▶ [RECORDS SHOWN]:

>> START

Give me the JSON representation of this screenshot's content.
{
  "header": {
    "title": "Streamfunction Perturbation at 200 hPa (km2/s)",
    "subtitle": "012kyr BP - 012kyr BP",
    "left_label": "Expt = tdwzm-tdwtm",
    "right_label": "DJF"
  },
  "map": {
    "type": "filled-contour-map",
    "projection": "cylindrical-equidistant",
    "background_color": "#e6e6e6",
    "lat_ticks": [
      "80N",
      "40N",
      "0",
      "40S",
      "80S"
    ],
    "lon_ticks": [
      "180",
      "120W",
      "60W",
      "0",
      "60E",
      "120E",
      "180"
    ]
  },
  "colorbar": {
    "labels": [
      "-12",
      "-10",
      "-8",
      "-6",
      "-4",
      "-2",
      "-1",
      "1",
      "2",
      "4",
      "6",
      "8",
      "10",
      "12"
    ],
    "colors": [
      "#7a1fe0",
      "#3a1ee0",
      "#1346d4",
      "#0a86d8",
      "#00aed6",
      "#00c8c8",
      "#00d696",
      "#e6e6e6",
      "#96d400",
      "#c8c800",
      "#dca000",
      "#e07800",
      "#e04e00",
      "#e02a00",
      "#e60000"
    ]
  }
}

>> END

Using the data above, reproduce every line exactly.

▶ [ANSWER BELOW]:
Give me the JSON representation of this screenshot's content.
{
  "header": {
    "title": "Streamfunction Perturbation at 200 hPa (km2/s)",
    "subtitle": "012kyr BP - 012kyr BP",
    "left_label": "Expt = tdwzm-tdwtm",
    "right_label": "DJF"
  },
  "map": {
    "type": "filled-contour-map",
    "projection": "cylindrical-equidistant",
    "background_color": "#e6e6e6",
    "lat_ticks": [
      "80N",
      "40N",
      "0",
      "40S",
      "80S"
    ],
    "lon_ticks": [
      "180",
      "120W",
      "60W",
      "0",
      "60E",
      "120E",
      "180"
    ]
  },
  "colorbar": {
    "labels": [
      "-12",
      "-10",
      "-8",
      "-6",
      "-4",
      "-2",
      "-1",
      "1",
      "2",
      "4",
      "6",
      "8",
      "10",
      "12"
    ],
    "colors": [
      "#7a1fe0",
      "#3a1ee0",
      "#1346d4",
      "#0a86d8",
      "#00aed6",
      "#00c8c8",
      "#00d696",
      "#e6e6e6",
      "#96d400",
      "#c8c800",
      "#dca000",
      "#e07800",
      "#e04e00",
      "#e02a00",
      "#e60000"
    ]
  }
}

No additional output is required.